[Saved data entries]

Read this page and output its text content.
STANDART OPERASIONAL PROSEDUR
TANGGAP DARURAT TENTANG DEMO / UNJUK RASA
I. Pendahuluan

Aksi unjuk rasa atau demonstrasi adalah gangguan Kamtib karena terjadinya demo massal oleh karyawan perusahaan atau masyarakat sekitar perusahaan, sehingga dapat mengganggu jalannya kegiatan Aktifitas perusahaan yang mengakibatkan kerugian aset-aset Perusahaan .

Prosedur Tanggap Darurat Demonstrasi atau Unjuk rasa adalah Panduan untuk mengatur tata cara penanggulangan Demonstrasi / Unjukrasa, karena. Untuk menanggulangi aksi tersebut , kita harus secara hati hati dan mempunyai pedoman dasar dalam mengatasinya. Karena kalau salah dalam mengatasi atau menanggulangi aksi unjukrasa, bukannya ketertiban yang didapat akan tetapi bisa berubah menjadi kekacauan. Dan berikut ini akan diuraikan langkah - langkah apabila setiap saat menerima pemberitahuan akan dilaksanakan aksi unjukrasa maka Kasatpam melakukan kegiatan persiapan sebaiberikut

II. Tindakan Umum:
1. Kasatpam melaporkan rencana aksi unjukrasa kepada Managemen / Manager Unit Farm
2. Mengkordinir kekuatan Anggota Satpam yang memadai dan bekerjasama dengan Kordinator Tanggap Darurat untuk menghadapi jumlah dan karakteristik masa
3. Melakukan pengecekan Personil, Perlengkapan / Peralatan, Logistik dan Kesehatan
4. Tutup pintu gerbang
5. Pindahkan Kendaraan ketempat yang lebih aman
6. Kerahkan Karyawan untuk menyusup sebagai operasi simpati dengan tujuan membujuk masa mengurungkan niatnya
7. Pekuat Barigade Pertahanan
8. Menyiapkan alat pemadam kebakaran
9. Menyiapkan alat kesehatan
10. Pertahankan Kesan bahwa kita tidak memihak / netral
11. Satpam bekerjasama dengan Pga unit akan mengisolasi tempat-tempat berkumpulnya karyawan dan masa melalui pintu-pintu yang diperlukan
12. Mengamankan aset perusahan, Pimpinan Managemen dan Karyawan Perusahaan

§ **WORK TO COMPLETE**
Output all of the data above without any alteration.

§ **THE SOLUTION**
Read this page and output its text content.
STANDART OPERASIONAL PROSEDUR
TANGGAP DARURAT TENTANG DEMO / UNJUK RASA
I. Pendahuluan

Aksi unjuk rasa atau demonstrasi adalah gangguan Kamtib karena terjadinya demo massal oleh karyawan perusahaan atau masyarakat sekitar perusahaan, sehingga dapat mengganggu jalannya kegiatan Aktifitas perusahaan yang mengakibatkan kerugian aset-aset Perusahaan .

Prosedur Tanggap Darurat Demonstrasi atau Unjuk rasa adalah Panduan untuk mengatur tata cara penanggulangan Demonstrasi / Unjukrasa, karena. Untuk menanggulangi aksi tersebut , kita harus secara hati hati dan mempunyai pedoman dasar dalam mengatasinya. Karena kalau salah dalam mengatasi atau menanggulangi aksi unjukrasa, bukannya ketertiban yang didapat akan tetapi bisa berubah menjadi kekacauan. Dan berikut ini akan diuraikan langkah - langkah apabila setiap saat menerima pemberitahuan akan dilaksanakan aksi unjukrasa maka Kasatpam melakukan kegiatan persiapan sebaiberikut

II. Tindakan Umum:
1. Kasatpam melaporkan rencana aksi unjukrasa kepada Managemen / Manager Unit Farm
2. Mengkordinir kekuatan Anggota Satpam yang memadai dan bekerjasama dengan Kordinator Tanggap Darurat untuk menghadapi jumlah dan karakteristik masa
3. Melakukan pengecekan Personil, Perlengkapan / Peralatan, Logistik dan Kesehatan
4. Tutup pintu gerbang
5. Pindahkan Kendaraan ketempat yang lebih aman
6. Kerahkan Karyawan untuk menyusup sebagai operasi simpati dengan tujuan membujuk masa mengurungkan niatnya
7. Pekuat Barigade Pertahanan
8. Menyiapkan alat pemadam kebakaran
9. Menyiapkan alat kesehatan
10. Pertahankan Kesan bahwa kita tidak memihak / netral
11. Satpam bekerjasama dengan Pga unit akan mengisolasi tempat-tempat berkumpulnya karyawan dan masa melalui pintu-pintu yang diperlukan
12. Mengamankan aset perusahan, Pimpinan Managemen dan Karyawan Perusahaan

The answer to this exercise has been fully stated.